- [TÂCHES À RÉALISER]
1. D'après l'extrait sur le parcours universitaire, qui a dirigé la thèse de doctorat soutenue en 2006 ?
2. Expliquez, en vous appuyant sur l'extrait sur le parcours universitaire, pourquoi le poste obtenu en 2009 à l'IUT Nancy-Charlemagne permettait de poursuivre les activités de recherche au Crem.
3. Veuillez rédiger la suite de l'extrait sur le parcours universitaire, en reprenant après sa dernière ligne.

Quel est votre parcours ?

Après deux années en classe préparatoire littéraire au Lycée Georges de la Tour (Metz), je me suis inscrite au département information-communication de l’Université Paul Verlaine-Metz (UPV-M) pour y obtenir une licence, une maîtrise puis un diplôme d’études approfondies (DEA). Mon appétence pour la recherche est née de travaux menés dès ces années de formation. Cette dernière se situant au croisement de la découverte d’un objet de recherche (la télévision et ses publics), d’une discipline (les SIC), d’une approche (l’approche épistémologique) et d’une pratique de l’échange scientifique initiée dès l’année de DEA avec un séminaire animé par Béatrice Fleury et Jacques Walter – qui a conduit notre promotion d’étudiants à la présentation de communications lors d’un colloque à l’Université de Fribourg en Suisse. En 2006, j’ai soutenu une thèse de doctorat en SIC à l’UPV-M, préparée sous la direction du professeur Jacques Walter : Les Recherches sur les téléspectateurs en France. Émergence et ramifications d’un objet scientifique. Quelques mois plus tard (2007), j’étais qualifiée aux fonctions de maîtresse de conférences (MCF) par la 71e section du Conseil national des universités (CNU). Après un poste d’attachée d’enseignement et de recherche (ATER) au Département Information-communication de Metz (2005-2007), puis deux années comme enseignante contractuelle à l’Institut universitaire et technologique (IUT) de Metz, en 2009 j’ai été nommée maîtresse de conférences en SIC, au Département Techniques de commercialisation (TC) de l’IUT Nancy-Charlemagne (Université Nancy 2). Ce poste me permettait de poursuivre mes activités de recherche au sein du Centre de recherche sur les médiations (Crem), qui accueillait des chercheur·es des universités de Metz et de Nancy avant même la fusion qui a abouti à la création de l’Université de Lorraine en 2012.

J’enseigne les SIC depuis une quinzaine d’années auprès de non-spécialistes au département TC, ainsi qu’auprès d’étudiant·es en communication à l’IUT et dans les Unités de formation et de recherche sciences humaines et sociales (UFR SHS) de Metz et de Nancy. Mes cours s’articulent autour de trois approches principales :

  • théorique et psychologique de la communication ;
  • médias ;
  • pratique de la communication.

[Entrées d'un jeu de données]
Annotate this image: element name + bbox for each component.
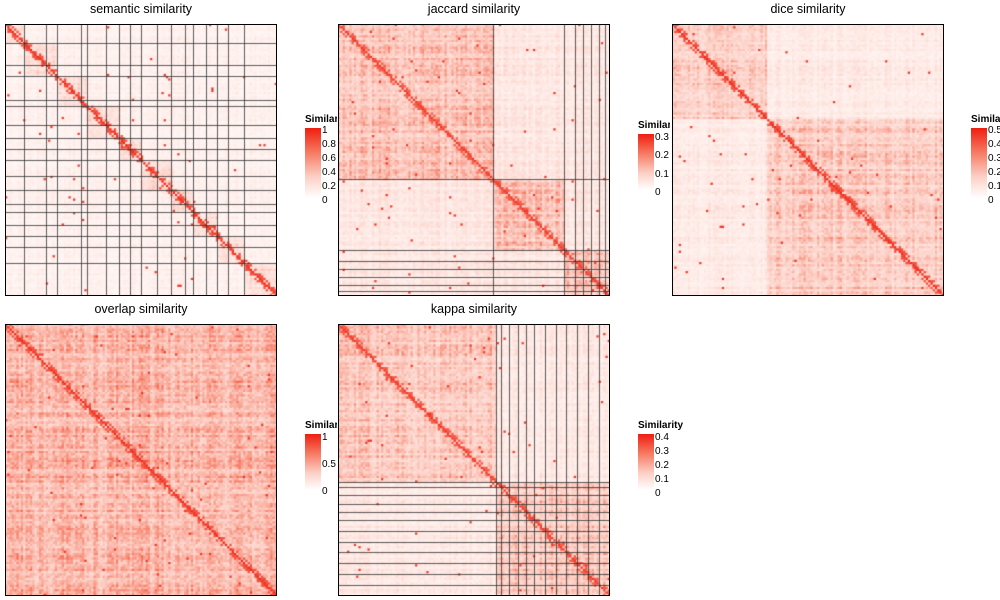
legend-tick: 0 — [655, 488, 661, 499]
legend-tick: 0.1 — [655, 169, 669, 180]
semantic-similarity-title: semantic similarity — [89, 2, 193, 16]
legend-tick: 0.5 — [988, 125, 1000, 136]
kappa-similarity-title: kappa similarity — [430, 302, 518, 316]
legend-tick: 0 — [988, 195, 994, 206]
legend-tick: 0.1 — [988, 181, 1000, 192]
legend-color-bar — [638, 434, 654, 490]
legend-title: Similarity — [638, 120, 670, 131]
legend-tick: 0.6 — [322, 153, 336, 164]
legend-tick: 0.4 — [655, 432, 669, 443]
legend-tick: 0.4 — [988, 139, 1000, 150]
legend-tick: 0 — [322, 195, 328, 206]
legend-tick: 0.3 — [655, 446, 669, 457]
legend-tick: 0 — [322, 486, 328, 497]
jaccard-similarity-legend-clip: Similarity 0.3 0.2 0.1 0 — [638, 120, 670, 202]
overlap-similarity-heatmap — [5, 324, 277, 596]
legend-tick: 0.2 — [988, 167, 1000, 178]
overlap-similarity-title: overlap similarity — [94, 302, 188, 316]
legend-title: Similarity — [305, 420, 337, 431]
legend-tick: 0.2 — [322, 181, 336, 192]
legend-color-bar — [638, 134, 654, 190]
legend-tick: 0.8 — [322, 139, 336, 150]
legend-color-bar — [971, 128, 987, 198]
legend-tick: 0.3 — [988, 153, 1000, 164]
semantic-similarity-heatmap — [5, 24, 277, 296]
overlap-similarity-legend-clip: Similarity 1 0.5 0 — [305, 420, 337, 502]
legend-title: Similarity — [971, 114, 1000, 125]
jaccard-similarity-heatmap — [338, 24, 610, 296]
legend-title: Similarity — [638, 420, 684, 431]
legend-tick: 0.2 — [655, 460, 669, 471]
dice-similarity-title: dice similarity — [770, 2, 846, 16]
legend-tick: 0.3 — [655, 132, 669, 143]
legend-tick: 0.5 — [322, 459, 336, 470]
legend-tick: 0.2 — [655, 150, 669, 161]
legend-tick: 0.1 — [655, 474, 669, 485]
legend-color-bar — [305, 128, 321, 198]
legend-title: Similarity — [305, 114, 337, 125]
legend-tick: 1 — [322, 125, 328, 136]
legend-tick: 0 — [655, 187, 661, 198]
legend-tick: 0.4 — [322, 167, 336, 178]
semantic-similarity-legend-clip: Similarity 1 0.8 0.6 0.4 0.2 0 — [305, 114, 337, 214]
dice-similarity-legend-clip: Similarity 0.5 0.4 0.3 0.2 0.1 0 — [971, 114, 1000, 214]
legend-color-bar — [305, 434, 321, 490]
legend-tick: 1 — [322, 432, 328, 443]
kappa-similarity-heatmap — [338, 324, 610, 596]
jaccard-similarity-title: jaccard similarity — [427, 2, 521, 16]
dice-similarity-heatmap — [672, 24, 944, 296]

- [RÉPONSES DANS L'ORDRE]
1. Le professeur Jacques Walter.

2. Le Crem accueillait déjà des chercheur·es des universités de Metz et de Nancy, avant même la fusion qui a créé l'Université de Lorraine en 2012. Un poste à Nancy permettait donc de continuer la recherche au sein de ce même centre.

3.
J’ai constamment cherché à donner du sens à la manière dont l’enseignement et la recherche peuvent se nourrir l’un et l’autre. J’ai notamment participé à la mise en œuvre d’une réflexion pédagogique inédite sur les apports disciplinaires des SIC en IUT : celle-ci a abouti à la publication du manuel Les Sciences de l’information et de la communication en IUT. 35 fiches (éditions Ellipses, 2020), dirigé par mes collègues Audrey Alvès et Justine Simon. J’y ai rédigé 3 fiches : « Pratiques médiatiques », « Les mass communication researches » et « Les théories de l’espace public ».

Sur le plan scientifique, je me suis appropriée cet objet que sont « les téléspectateurs » pour développer une approche spécifique. Celle-ci consiste à explorer les traces constitutives des savoirs afin de mieux mettre à jour les filiations, disciplinaires, théoriques et méthodologiques, ainsi que le rôle clé et structurant de certains auteur·rices, de publications ou de revues. Je suis entrée dans ce domaine par les études de réception conduites par des sociologues des médias, par les travaux menés sur les audiences dans le champ professionnel et académique ; et ce, pour m’intéresser ensuite à la théorisation des publics, et aux ramifications développées par des chercheurs en SIC. La cartographie dynamique du domaine de recherche sur les publics de télévision a été le point de départ de la constitution d’une expertise sur le sujet, et du développement de réflexions sur les représentations des téléspectateurs, à destination du monde scientifique mais aussi de la société civile. Initialement réalisée pour ma thèse, elle a donné lieu à la publication d’un ouvrage en 2010 intitulé Les Recherches sur les téléspectateurs. Trajectoire(s) académique(s) (Hermès science publication).

À différents moments de mon parcours d’enseignante-chercheure, je me suis aventurée à saisir des opportunités pour renouveler les perspectives sur les publics de télévision, et aussi pour répondre à des préoccupations collectives. Dans ma trajectoire, cela se manifeste par une palette d’activités :

  • la co-création et la présidence de l’Association des jeunes chercheurs du Crem (AJC Crem, 2005-2006) ;
  • la prise en charge de thématiques vives et contemporaines (médias locaux, enseignement de la vérification des faits) ;
  • la participation au débat sur les dangers de la télévision ;
  • la publicisation d’une approche francophone des publics médiatiques à l’échelle internationale ;
  • un engagement constant dans des activités collectives de production et de diffusion des savoirs (direction et participation à des contrats de recherche, organisation de manifestations scientifiques et responsabilités éditoriales) ;
  • une implication forte dans mon unité de recherche avec la coresponsabilité de l’équipe Praxis pendant huit années (2010-2018).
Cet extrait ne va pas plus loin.